##### Provided entries
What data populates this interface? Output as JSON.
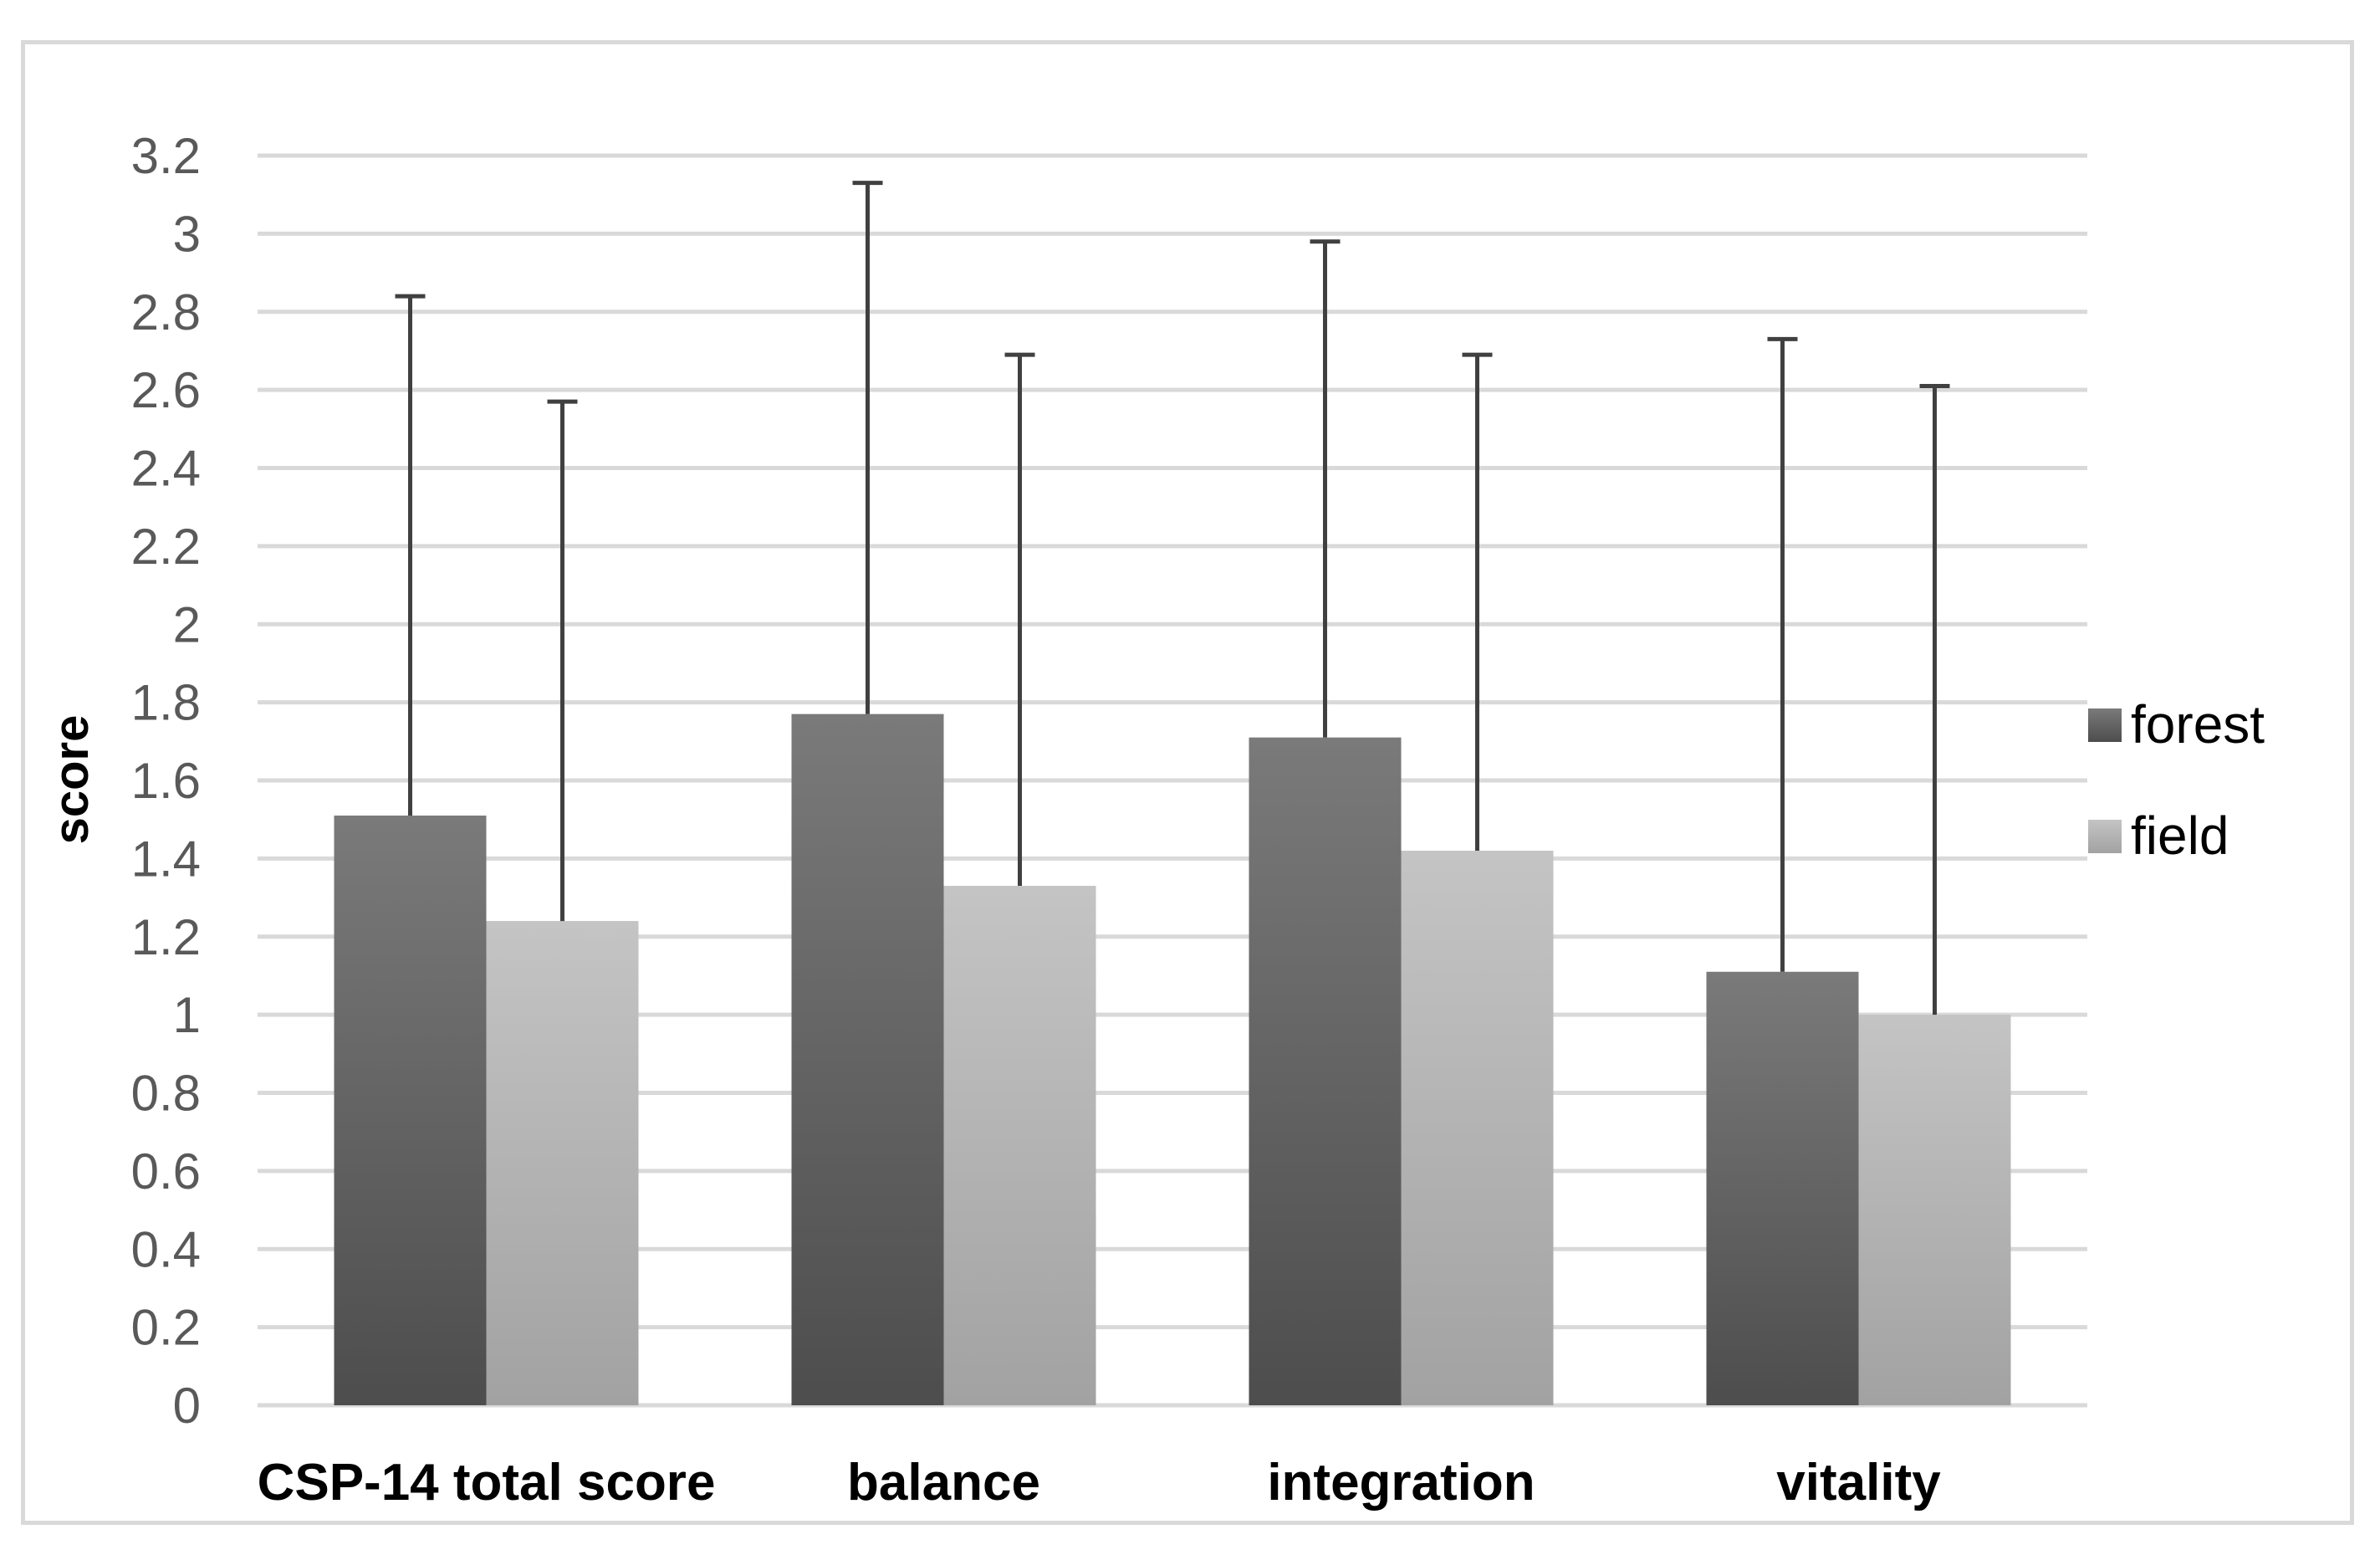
{
  "chart_data": {
    "type": "bar",
    "title": "",
    "xlabel": "",
    "ylabel": "score",
    "ylim": [
      0,
      3.2
    ],
    "yticks": [
      "0",
      "0.2",
      "0.4",
      "0.6",
      "0.8",
      "1",
      "1.2",
      "1.4",
      "1.6",
      "1.8",
      "2",
      "2.2",
      "2.4",
      "2.6",
      "2.8",
      "3",
      "3.2"
    ],
    "categories": [
      "CSP-14 total score",
      "balance",
      "integration",
      "vitality"
    ],
    "series": [
      {
        "name": "forest",
        "values": [
          1.51,
          1.77,
          1.71,
          1.11
        ],
        "error_upper": [
          2.84,
          3.13,
          2.98,
          2.73
        ],
        "color_top": "#7a7a7a",
        "color_bottom": "#4d4d4d"
      },
      {
        "name": "field",
        "values": [
          1.24,
          1.33,
          1.42,
          1.0
        ],
        "error_upper": [
          2.57,
          2.69,
          2.69,
          2.61
        ],
        "color_top": "#c4c4c4",
        "color_bottom": "#a2a2a2"
      }
    ],
    "grid": true,
    "legend_position": "right",
    "gridline_color": "#d9d9d9",
    "error_bar_color": "#404040"
  }
}
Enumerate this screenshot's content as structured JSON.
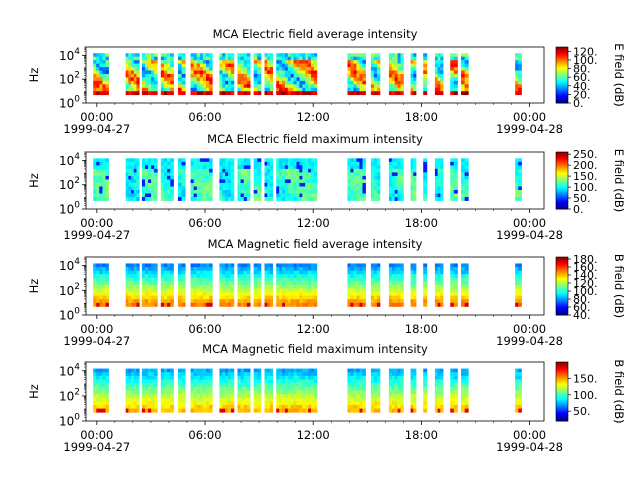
{
  "chart_data": [
    {
      "type": "heatmap",
      "title": "MCA  Electric field average intensity",
      "ylabel": "Hz",
      "yticks": [
        {
          "base": "10",
          "exp": "0"
        },
        {
          "base": "10",
          "exp": "2"
        },
        {
          "base": "10",
          "exp": "4"
        }
      ],
      "ylim": [
        1,
        50000
      ],
      "xlim": [
        "1999-04-27 00:00",
        "1999-04-28 00:00"
      ],
      "xticks": [
        "00:00",
        "06:00",
        "12:00",
        "18:00",
        "00:00"
      ],
      "xdates": [
        "1999-04-27",
        "1999-04-28"
      ],
      "colorbar": {
        "label": "E field (dB)",
        "range": [
          0,
          130
        ],
        "ticks": [
          "0.",
          "20.",
          "40.",
          "60.",
          "80.",
          "100.",
          "120."
        ]
      },
      "coverage_hours": [
        [
          -0.2,
          0.65
        ],
        [
          1.6,
          2.35
        ],
        [
          2.5,
          3.35
        ],
        [
          3.55,
          4.25
        ],
        [
          4.5,
          4.9
        ],
        [
          5.2,
          6.4
        ],
        [
          6.8,
          7.6
        ],
        [
          7.8,
          8.5
        ],
        [
          8.7,
          9.1
        ],
        [
          9.3,
          9.75
        ],
        [
          9.95,
          12.2
        ],
        [
          13.9,
          14.9
        ],
        [
          15.2,
          15.7
        ],
        [
          16.2,
          17.0
        ],
        [
          17.4,
          17.7
        ],
        [
          18.1,
          18.3
        ],
        [
          18.75,
          19.2
        ],
        [
          19.6,
          20.0
        ],
        [
          20.2,
          20.6
        ],
        [
          23.2,
          23.55
        ]
      ]
    },
    {
      "type": "heatmap",
      "title": "MCA  Electric field maximum intensity",
      "ylabel": "Hz",
      "yticks": [
        {
          "base": "10",
          "exp": "0"
        },
        {
          "base": "10",
          "exp": "2"
        },
        {
          "base": "10",
          "exp": "4"
        }
      ],
      "ylim": [
        1,
        50000
      ],
      "xlim": [
        "1999-04-27 00:00",
        "1999-04-28 00:00"
      ],
      "xticks": [
        "00:00",
        "06:00",
        "12:00",
        "18:00",
        "00:00"
      ],
      "xdates": [
        "1999-04-27",
        "1999-04-28"
      ],
      "colorbar": {
        "label": "E field (dB)",
        "range": [
          0,
          260
        ],
        "ticks": [
          "0.",
          "50.",
          "100.",
          "150.",
          "200.",
          "250."
        ]
      },
      "coverage_hours": [
        [
          -0.2,
          0.65
        ],
        [
          1.6,
          2.35
        ],
        [
          2.5,
          3.35
        ],
        [
          3.55,
          4.25
        ],
        [
          4.5,
          4.9
        ],
        [
          5.2,
          6.4
        ],
        [
          6.8,
          7.6
        ],
        [
          7.8,
          8.5
        ],
        [
          8.7,
          9.1
        ],
        [
          9.3,
          9.75
        ],
        [
          9.95,
          12.2
        ],
        [
          13.9,
          14.9
        ],
        [
          15.2,
          15.7
        ],
        [
          16.2,
          17.0
        ],
        [
          17.4,
          17.7
        ],
        [
          18.1,
          18.3
        ],
        [
          18.75,
          19.2
        ],
        [
          19.6,
          20.0
        ],
        [
          20.2,
          20.6
        ],
        [
          23.2,
          23.55
        ]
      ]
    },
    {
      "type": "heatmap",
      "title": "MCA  Magnetic field average intensity",
      "ylabel": "Hz",
      "yticks": [
        {
          "base": "10",
          "exp": "0"
        },
        {
          "base": "10",
          "exp": "2"
        },
        {
          "base": "10",
          "exp": "4"
        }
      ],
      "ylim": [
        1,
        50000
      ],
      "xlim": [
        "1999-04-27 00:00",
        "1999-04-28 00:00"
      ],
      "xticks": [
        "00:00",
        "06:00",
        "12:00",
        "18:00",
        "00:00"
      ],
      "xdates": [
        "1999-04-27",
        "1999-04-28"
      ],
      "colorbar": {
        "label": "B field (dB)",
        "range": [
          40,
          185
        ],
        "ticks": [
          "40.",
          "60.",
          "80.",
          "100.",
          "120.",
          "140.",
          "160.",
          "180."
        ]
      },
      "coverage_hours": [
        [
          -0.2,
          0.65
        ],
        [
          1.6,
          2.35
        ],
        [
          2.5,
          3.35
        ],
        [
          3.55,
          4.25
        ],
        [
          4.5,
          4.9
        ],
        [
          5.2,
          6.4
        ],
        [
          6.8,
          7.6
        ],
        [
          7.8,
          8.5
        ],
        [
          8.7,
          9.1
        ],
        [
          9.3,
          9.75
        ],
        [
          9.95,
          12.2
        ],
        [
          13.9,
          14.9
        ],
        [
          15.2,
          15.7
        ],
        [
          16.2,
          17.0
        ],
        [
          17.4,
          17.7
        ],
        [
          18.1,
          18.3
        ],
        [
          18.75,
          19.2
        ],
        [
          19.6,
          20.0
        ],
        [
          20.2,
          20.6
        ],
        [
          23.2,
          23.55
        ]
      ]
    },
    {
      "type": "heatmap",
      "title": "MCA  Magnetic field maximum intensity",
      "ylabel": "Hz",
      "yticks": [
        {
          "base": "10",
          "exp": "0"
        },
        {
          "base": "10",
          "exp": "2"
        },
        {
          "base": "10",
          "exp": "4"
        }
      ],
      "ylim": [
        1,
        50000
      ],
      "xlim": [
        "1999-04-27 00:00",
        "1999-04-28 00:00"
      ],
      "xticks": [
        "00:00",
        "06:00",
        "12:00",
        "18:00",
        "00:00"
      ],
      "xdates": [
        "1999-04-27",
        "1999-04-28"
      ],
      "colorbar": {
        "label": "B field (dB)",
        "range": [
          20,
          200
        ],
        "ticks": [
          "50.",
          "100.",
          "150."
        ]
      },
      "coverage_hours": [
        [
          -0.2,
          0.65
        ],
        [
          1.6,
          2.35
        ],
        [
          2.5,
          3.35
        ],
        [
          3.55,
          4.25
        ],
        [
          4.5,
          4.9
        ],
        [
          5.2,
          6.4
        ],
        [
          6.8,
          7.6
        ],
        [
          7.8,
          8.5
        ],
        [
          8.7,
          9.1
        ],
        [
          9.3,
          9.75
        ],
        [
          9.95,
          12.2
        ],
        [
          13.9,
          14.9
        ],
        [
          15.2,
          15.7
        ],
        [
          16.2,
          17.0
        ],
        [
          17.4,
          17.7
        ],
        [
          18.1,
          18.3
        ],
        [
          18.75,
          19.2
        ],
        [
          19.6,
          20.0
        ],
        [
          20.2,
          20.6
        ],
        [
          23.2,
          23.55
        ]
      ]
    }
  ]
}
##########
= Goal =
Which lines hold the word "average"? Show each one.

= Final answer =
      "title": "MCA  Electric field average intensity",
      "title": "MCA  Magnetic field average intensity",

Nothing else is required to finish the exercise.